* [What is required]: Reproduce the listing exactly, with no pictures in your copy.

□ □ □ □ □

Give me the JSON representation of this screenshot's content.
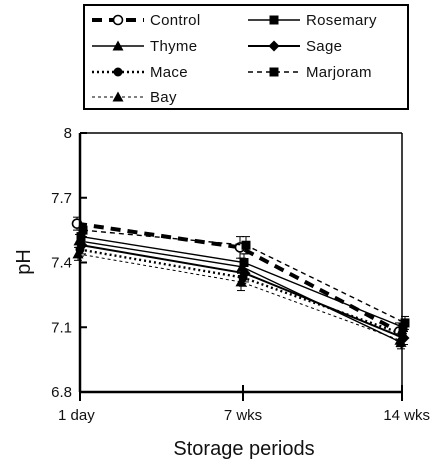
{
  "chart_data": {
    "type": "line",
    "categories": [
      "1 day",
      "7 wks",
      "14 wks"
    ],
    "xlabel": "Storage periods",
    "ylabel": "pH",
    "ylim": [
      6.8,
      8.0
    ],
    "yticks": [
      "6.8",
      "7.1",
      "7.4",
      "7.7",
      "8"
    ],
    "grid": false,
    "legend_position": "top",
    "series": [
      {
        "name": "Control",
        "values": [
          7.58,
          7.47,
          7.08
        ],
        "marker": "circle-open",
        "line": "thick-dash",
        "error": [
          0.03,
          0.05,
          0.04
        ]
      },
      {
        "name": "Rosemary",
        "values": [
          7.52,
          7.4,
          7.1
        ],
        "marker": "square",
        "line": "solid",
        "error": [
          0.03,
          0.04,
          0.03
        ]
      },
      {
        "name": "Thyme",
        "values": [
          7.5,
          7.38,
          7.03
        ],
        "marker": "triangle",
        "line": "solid",
        "error": [
          0.03,
          0.04,
          0.03
        ]
      },
      {
        "name": "Sage",
        "values": [
          7.48,
          7.35,
          7.05
        ],
        "marker": "diamond",
        "line": "solid-thick",
        "error": [
          0.04,
          0.04,
          0.03
        ]
      },
      {
        "name": "Mace",
        "values": [
          7.46,
          7.33,
          7.07
        ],
        "marker": "circle",
        "line": "dotted",
        "error": [
          0.03,
          0.04,
          0.03
        ]
      },
      {
        "name": "Marjoram",
        "values": [
          7.55,
          7.48,
          7.12
        ],
        "marker": "square",
        "line": "dashed",
        "error": [
          0.03,
          0.04,
          0.03
        ]
      },
      {
        "name": "Bay",
        "values": [
          7.44,
          7.31,
          7.04
        ],
        "marker": "triangle",
        "line": "dashed-fine",
        "error": [
          0.03,
          0.04,
          0.03
        ]
      }
    ]
  }
}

□ □ □ □ □

* [Solution for this exercise]:
Give me the JSON representation of this screenshot's content.
{
  "chart_data": {
    "type": "line",
    "categories": [
      "1 day",
      "7 wks",
      "14 wks"
    ],
    "xlabel": "Storage periods",
    "ylabel": "pH",
    "ylim": [
      6.8,
      8.0
    ],
    "yticks": [
      "6.8",
      "7.1",
      "7.4",
      "7.7",
      "8"
    ],
    "grid": false,
    "legend_position": "top",
    "series": [
      {
        "name": "Control",
        "values": [
          7.58,
          7.47,
          7.08
        ],
        "marker": "circle-open",
        "line": "thick-dash",
        "error": [
          0.03,
          0.05,
          0.04
        ]
      },
      {
        "name": "Rosemary",
        "values": [
          7.52,
          7.4,
          7.1
        ],
        "marker": "square",
        "line": "solid",
        "error": [
          0.03,
          0.04,
          0.03
        ]
      },
      {
        "name": "Thyme",
        "values": [
          7.5,
          7.38,
          7.03
        ],
        "marker": "triangle",
        "line": "solid",
        "error": [
          0.03,
          0.04,
          0.03
        ]
      },
      {
        "name": "Sage",
        "values": [
          7.48,
          7.35,
          7.05
        ],
        "marker": "diamond",
        "line": "solid-thick",
        "error": [
          0.04,
          0.04,
          0.03
        ]
      },
      {
        "name": "Mace",
        "values": [
          7.46,
          7.33,
          7.07
        ],
        "marker": "circle",
        "line": "dotted",
        "error": [
          0.03,
          0.04,
          0.03
        ]
      },
      {
        "name": "Marjoram",
        "values": [
          7.55,
          7.48,
          7.12
        ],
        "marker": "square",
        "line": "dashed",
        "error": [
          0.03,
          0.04,
          0.03
        ]
      },
      {
        "name": "Bay",
        "values": [
          7.44,
          7.31,
          7.04
        ],
        "marker": "triangle",
        "line": "dashed-fine",
        "error": [
          0.03,
          0.04,
          0.03
        ]
      }
    ]
  }
}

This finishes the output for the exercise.